WHAT TO DO: Work out how many lines of the records hold the string "апелляцию", and reply with that number alone.

* Start RECORDS FOR THE EXERCISE *

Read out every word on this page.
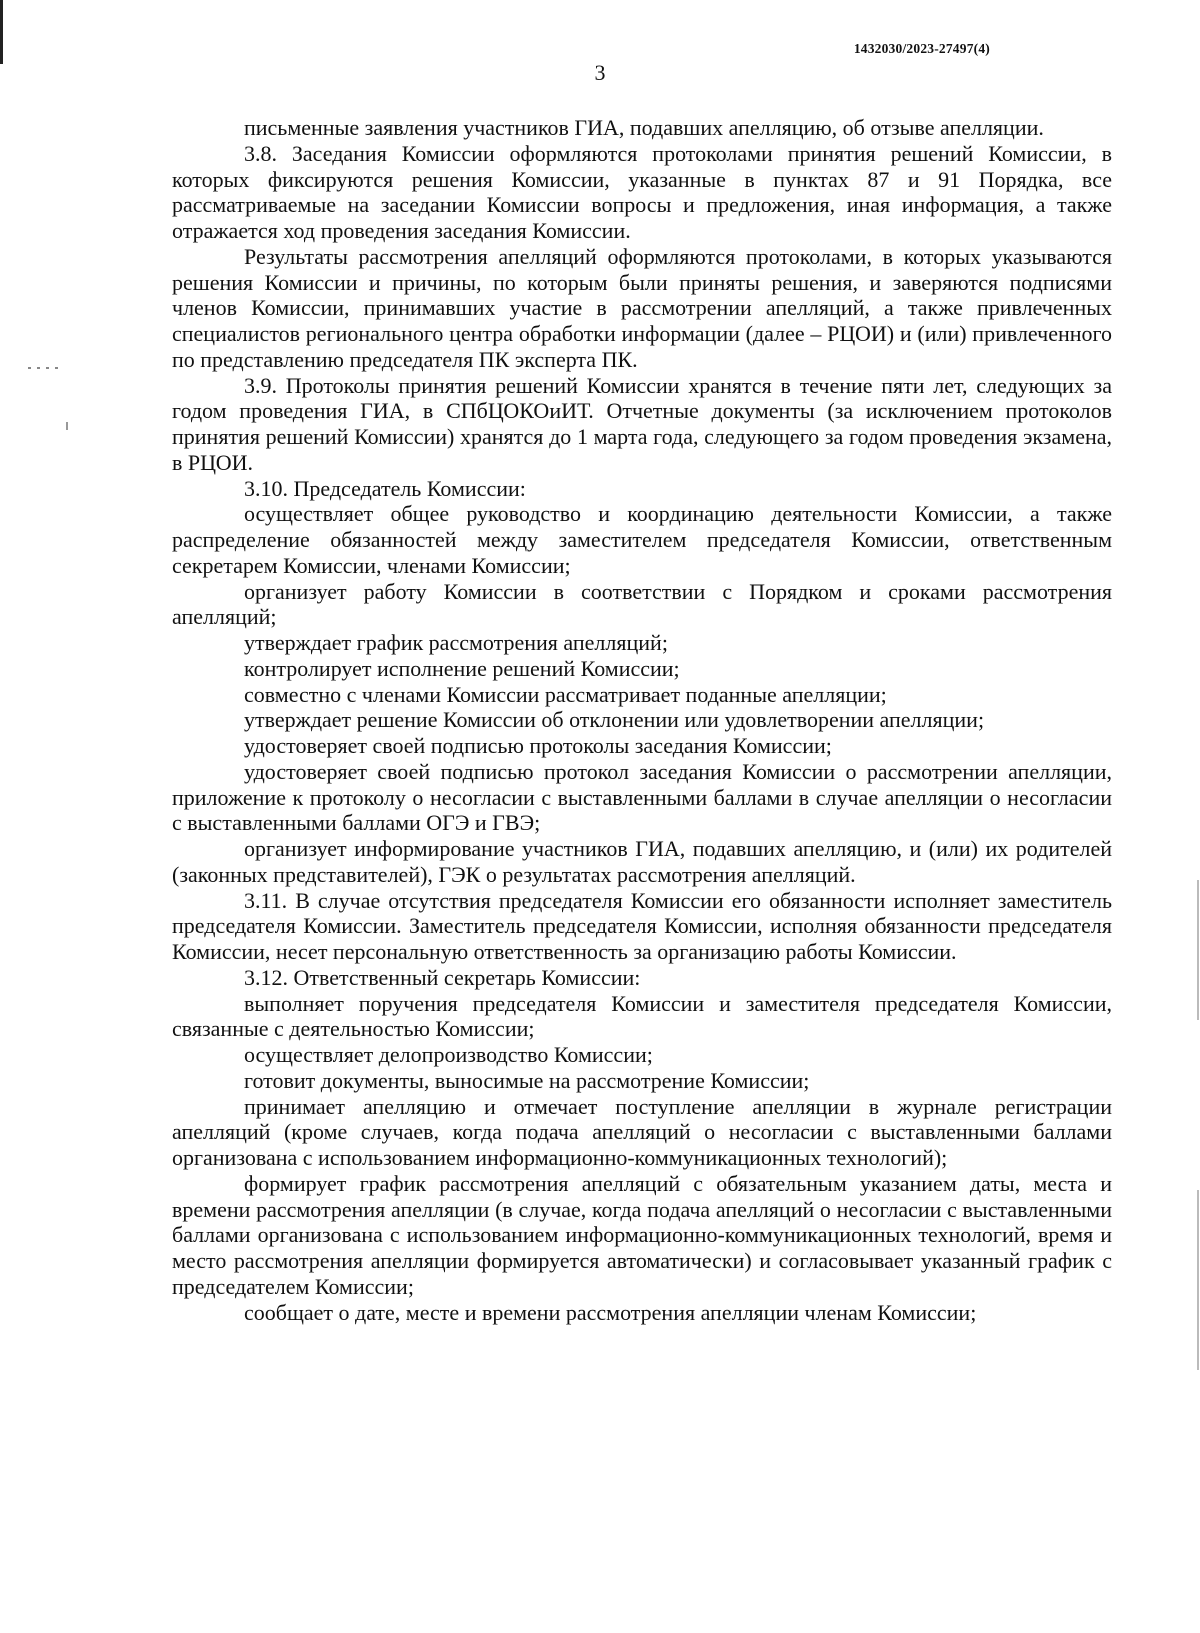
1432030/2023-27497(4)
3

письменные заявления участников ГИА, подавших апелляцию, об отзыве апелляции.

3.8. Заседания Комиссии оформляются протоколами принятия решений Комиссии, в которых фиксируются решения Комиссии, указанные в пунктах 87 и 91 Порядка, все рассматриваемые на заседании Комиссии вопросы и предложения, иная информация, а также отражается ход проведения заседания Комиссии.

Результаты рассмотрения апелляций оформляются протоколами, в которых указываются решения Комиссии и причины, по которым были приняты решения, и заверяются подписями членов Комиссии, принимавших участие в рассмотрении апелляций, а также привлеченных специалистов регионального центра обработки информации (далее – РЦОИ) и (или) привлеченного по представлению председателя ПК эксперта ПК.

3.9. Протоколы принятия решений Комиссии хранятся в течение пяти лет, следующих за годом проведения ГИА, в СПбЦОКОиИТ. Отчетные документы (за исключением протоколов принятия решений Комиссии) хранятся до 1 марта года, следующего за годом проведения экзамена, в РЦОИ.

3.10. Председатель Комиссии:

осуществляет общее руководство и координацию деятельности Комиссии, а также распределение обязанностей между заместителем председателя Комиссии, ответственным секретарем Комиссии, членами Комиссии;

организует работу Комиссии в соответствии с Порядком и сроками рассмотрения апелляций;

утверждает график рассмотрения апелляций;

контролирует исполнение решений Комиссии;

совместно с членами Комиссии рассматривает поданные апелляции;

утверждает решение Комиссии об отклонении или удовлетворении апелляции;

удостоверяет своей подписью протоколы заседания Комиссии;

удостоверяет своей подписью протокол заседания Комиссии о рассмотрении апелляции, приложение к протоколу о несогласии с выставленными баллами в случае апелляции о несогласии с выставленными баллами ОГЭ и ГВЭ;

организует информирование участников ГИА, подавших апелляцию, и (или) их родителей (законных представителей), ГЭК о результатах рассмотрения апелляций.

3.11. В случае отсутствия председателя Комиссии его обязанности исполняет заместитель председателя Комиссии. Заместитель председателя Комиссии, исполняя обязанности председателя Комиссии, несет персональную ответственность за организацию работы Комиссии.

3.12. Ответственный секретарь Комиссии:

выполняет поручения председателя Комиссии и заместителя председателя Комиссии, связанные с деятельностью Комиссии;

осуществляет делопроизводство Комиссии;

готовит документы, выносимые на рассмотрение Комиссии;

принимает апелляцию и отмечает поступление апелляции в журнале регистрации апелляций (кроме случаев, когда подача апелляций о несогласии с выставленными баллами организована с использованием информационно-коммуникационных технологий);

формирует график рассмотрения апелляций с обязательным указанием даты, места и времени рассмотрения апелляции (в случае, когда подача апелляций о несогласии с выставленными баллами организована с использованием информационно-коммуникационных технологий, время и место рассмотрения апелляции формируется автоматически) и согласовывает указанный график с председателем Комиссии;

сообщает о дате, месте и времени рассмотрения апелляции членам Комиссии;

* End RECORDS FOR THE EXERCISE *

ANSWER IN FULL: 3